• _Source text_:
The Investor Responsibility Research Center (IRRC) reported that of the directors elected at Enron’s 2001 annual meeting, 64 percent met traditional standards of independence. Yet, among the nine directors categorized as independent are some with close informal ties: director John Mendelson is president of the University of Texas M.A. Anderson Cancer Center, to which Enron and the Lay family contributed more than $1.9 million. Wendy Gramm, wife of U.S. Senator Phil Gramm (R-TX), was another supposedly independent director. And though Enron’s political investments flowed freely in Washington, no member of Congress benefited more then Sen. Gramm, who received $72,000 from Enron between 1995 and 2000. These types of relationships are not required to be disclosed.

Enny Award in this Category: EMC Corporation. Only two years ago, this leading producer of computer storage media could have held Thanksgiving dinner in its boardroom: the Chairman, Richard Egan, his wife and son all sat on EMC’s board. As a member of the board, Junior got to help set Dad’s allowance (and help determine his own inheritance). Of course, Dad might not have needed much help, since he also sat on EMC’s Compensation Committee, which determined his, and other executives’, pay.

According to IRRC’s September 2001 study of corporate board independence, EMC had the least independent board among companies with $5 billion or more in revenue. Though EMC’s board has become somewhat less ingrown since the study was completed, it is still just 38 percent independent.

• _Brief 1_: Retype the board independence passage from "Enny Award in" to "38 percent independent.".
• _Brief 2_: According to the board independence passage, what percentage of EMC's board is still independent?
Base every answer only on the passage about corporate board independence.

• _Given data_:
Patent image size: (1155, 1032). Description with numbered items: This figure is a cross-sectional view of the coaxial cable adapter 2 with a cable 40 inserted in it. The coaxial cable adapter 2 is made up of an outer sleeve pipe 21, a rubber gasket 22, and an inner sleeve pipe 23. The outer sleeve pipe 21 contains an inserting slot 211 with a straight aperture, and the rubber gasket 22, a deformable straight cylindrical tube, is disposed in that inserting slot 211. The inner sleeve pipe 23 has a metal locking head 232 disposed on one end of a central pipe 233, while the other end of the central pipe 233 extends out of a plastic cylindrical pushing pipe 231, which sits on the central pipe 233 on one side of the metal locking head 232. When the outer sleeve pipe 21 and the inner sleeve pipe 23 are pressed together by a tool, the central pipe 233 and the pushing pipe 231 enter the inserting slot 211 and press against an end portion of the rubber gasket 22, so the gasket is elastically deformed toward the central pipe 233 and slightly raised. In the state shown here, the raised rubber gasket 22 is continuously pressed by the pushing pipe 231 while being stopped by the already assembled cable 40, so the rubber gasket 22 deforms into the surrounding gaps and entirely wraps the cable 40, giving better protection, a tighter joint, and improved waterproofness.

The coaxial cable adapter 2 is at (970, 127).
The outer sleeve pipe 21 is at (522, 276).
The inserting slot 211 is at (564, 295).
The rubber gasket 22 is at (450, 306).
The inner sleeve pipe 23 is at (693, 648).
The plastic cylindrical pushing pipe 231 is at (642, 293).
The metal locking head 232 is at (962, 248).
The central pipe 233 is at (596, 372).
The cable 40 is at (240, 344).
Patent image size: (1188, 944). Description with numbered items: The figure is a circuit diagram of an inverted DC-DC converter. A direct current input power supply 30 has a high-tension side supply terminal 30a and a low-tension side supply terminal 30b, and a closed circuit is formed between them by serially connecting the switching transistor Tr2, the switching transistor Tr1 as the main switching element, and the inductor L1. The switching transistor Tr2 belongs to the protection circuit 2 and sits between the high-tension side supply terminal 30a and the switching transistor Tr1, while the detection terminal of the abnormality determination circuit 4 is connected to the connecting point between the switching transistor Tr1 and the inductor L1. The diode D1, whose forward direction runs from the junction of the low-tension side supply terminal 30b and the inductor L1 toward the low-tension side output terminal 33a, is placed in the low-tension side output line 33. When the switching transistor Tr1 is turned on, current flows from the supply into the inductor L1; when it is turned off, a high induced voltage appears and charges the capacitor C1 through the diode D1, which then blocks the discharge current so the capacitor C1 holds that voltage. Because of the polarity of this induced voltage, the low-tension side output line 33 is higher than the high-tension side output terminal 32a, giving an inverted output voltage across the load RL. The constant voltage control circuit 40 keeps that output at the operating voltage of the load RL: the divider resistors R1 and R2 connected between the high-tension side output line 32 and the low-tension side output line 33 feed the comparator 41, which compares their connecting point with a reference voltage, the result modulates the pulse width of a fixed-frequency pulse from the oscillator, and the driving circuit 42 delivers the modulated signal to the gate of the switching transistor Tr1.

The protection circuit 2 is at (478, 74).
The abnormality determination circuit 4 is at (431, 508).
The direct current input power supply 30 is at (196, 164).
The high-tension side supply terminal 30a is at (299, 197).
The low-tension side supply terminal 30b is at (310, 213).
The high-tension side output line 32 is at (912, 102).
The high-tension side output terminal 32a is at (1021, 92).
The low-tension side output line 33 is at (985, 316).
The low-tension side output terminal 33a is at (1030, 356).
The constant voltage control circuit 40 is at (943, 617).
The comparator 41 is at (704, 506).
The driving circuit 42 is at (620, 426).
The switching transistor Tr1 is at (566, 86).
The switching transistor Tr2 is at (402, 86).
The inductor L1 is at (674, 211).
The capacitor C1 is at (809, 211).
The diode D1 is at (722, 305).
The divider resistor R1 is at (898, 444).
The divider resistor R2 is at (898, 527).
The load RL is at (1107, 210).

• _Your response 1_:
Enny Award in this Category: EMC Corporation. Only two years ago, this leading producer of computer storage media could have held Thanksgiving dinner in its boardroom: the Chairman, Richard Egan, his wife and son all sat on EMC’s board. As a member of the board, Junior got to help set Dad’s allowance (and help determine his own inheritance). Of course, Dad might not have needed much help, since he also sat on EMC’s Compensation Committee, which determined his, and other executives’, pay.

According to IRRC’s September 2001 study of corporate board independence, EMC had the least independent board among companies with $5 billion or more in revenue. Though EMC’s board has become somewhat less ingrown since the study was completed, it is still just 38 percent independent.

• _Your response 2_: 38 percent